* _Entries supplied_:
— Begin —

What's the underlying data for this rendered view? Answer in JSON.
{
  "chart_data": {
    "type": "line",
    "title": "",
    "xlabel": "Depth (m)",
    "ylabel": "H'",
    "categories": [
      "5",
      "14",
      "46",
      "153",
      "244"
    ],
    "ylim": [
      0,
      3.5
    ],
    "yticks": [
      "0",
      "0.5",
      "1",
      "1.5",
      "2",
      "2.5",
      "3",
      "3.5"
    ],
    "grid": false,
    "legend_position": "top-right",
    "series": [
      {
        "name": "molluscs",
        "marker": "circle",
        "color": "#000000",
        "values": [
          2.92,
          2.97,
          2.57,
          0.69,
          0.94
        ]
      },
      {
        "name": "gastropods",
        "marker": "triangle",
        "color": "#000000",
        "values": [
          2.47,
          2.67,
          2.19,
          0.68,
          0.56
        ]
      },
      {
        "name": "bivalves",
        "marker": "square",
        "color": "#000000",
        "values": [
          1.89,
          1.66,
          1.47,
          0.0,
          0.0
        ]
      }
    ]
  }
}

— End —

* _Exercise details_: The entries above must be returned in full, exactly as shown.

* _Completed exercise_:
What's the underlying data for this rendered view? Answer in JSON.
{
  "chart_data": {
    "type": "line",
    "title": "",
    "xlabel": "Depth (m)",
    "ylabel": "H'",
    "categories": [
      "5",
      "14",
      "46",
      "153",
      "244"
    ],
    "ylim": [
      0,
      3.5
    ],
    "yticks": [
      "0",
      "0.5",
      "1",
      "1.5",
      "2",
      "2.5",
      "3",
      "3.5"
    ],
    "grid": false,
    "legend_position": "top-right",
    "series": [
      {
        "name": "molluscs",
        "marker": "circle",
        "color": "#000000",
        "values": [
          2.92,
          2.97,
          2.57,
          0.69,
          0.94
        ]
      },
      {
        "name": "gastropods",
        "marker": "triangle",
        "color": "#000000",
        "values": [
          2.47,
          2.67,
          2.19,
          0.68,
          0.56
        ]
      },
      {
        "name": "bivalves",
        "marker": "square",
        "color": "#000000",
        "values": [
          1.89,
          1.66,
          1.47,
          0.0,
          0.0
        ]
      }
    ]
  }
}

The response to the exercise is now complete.